**Goal of the exercise**
Exactly as written, print each record in the listing.

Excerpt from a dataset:
-------------------------

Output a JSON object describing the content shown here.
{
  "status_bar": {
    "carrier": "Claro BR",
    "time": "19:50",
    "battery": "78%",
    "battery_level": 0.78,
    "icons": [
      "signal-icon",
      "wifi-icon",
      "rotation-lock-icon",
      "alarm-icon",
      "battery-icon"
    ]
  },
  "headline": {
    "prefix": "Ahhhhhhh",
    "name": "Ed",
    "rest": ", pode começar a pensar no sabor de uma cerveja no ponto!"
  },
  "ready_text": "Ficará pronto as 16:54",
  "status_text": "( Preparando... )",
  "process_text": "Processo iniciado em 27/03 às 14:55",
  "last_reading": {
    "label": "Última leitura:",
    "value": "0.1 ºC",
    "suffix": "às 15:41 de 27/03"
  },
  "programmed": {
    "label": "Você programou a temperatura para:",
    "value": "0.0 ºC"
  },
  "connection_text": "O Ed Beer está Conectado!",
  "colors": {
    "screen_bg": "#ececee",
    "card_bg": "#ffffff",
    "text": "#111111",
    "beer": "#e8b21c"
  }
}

-------------------------

**Exercise answer**
Output a JSON object describing the content shown here.
{
  "status_bar": {
    "carrier": "Claro BR",
    "time": "19:50",
    "battery": "78%",
    "battery_level": 0.78,
    "icons": [
      "signal-icon",
      "wifi-icon",
      "rotation-lock-icon",
      "alarm-icon",
      "battery-icon"
    ]
  },
  "headline": {
    "prefix": "Ahhhhhhh",
    "name": "Ed",
    "rest": ", pode começar a pensar no sabor de uma cerveja no ponto!"
  },
  "ready_text": "Ficará pronto as 16:54",
  "status_text": "( Preparando... )",
  "process_text": "Processo iniciado em 27/03 às 14:55",
  "last_reading": {
    "label": "Última leitura:",
    "value": "0.1 ºC",
    "suffix": "às 15:41 de 27/03"
  },
  "programmed": {
    "label": "Você programou a temperatura para:",
    "value": "0.0 ºC"
  },
  "connection_text": "O Ed Beer está Conectado!",
  "colors": {
    "screen_bg": "#ececee",
    "card_bg": "#ffffff",
    "text": "#111111",
    "beer": "#e8b21c"
  }
}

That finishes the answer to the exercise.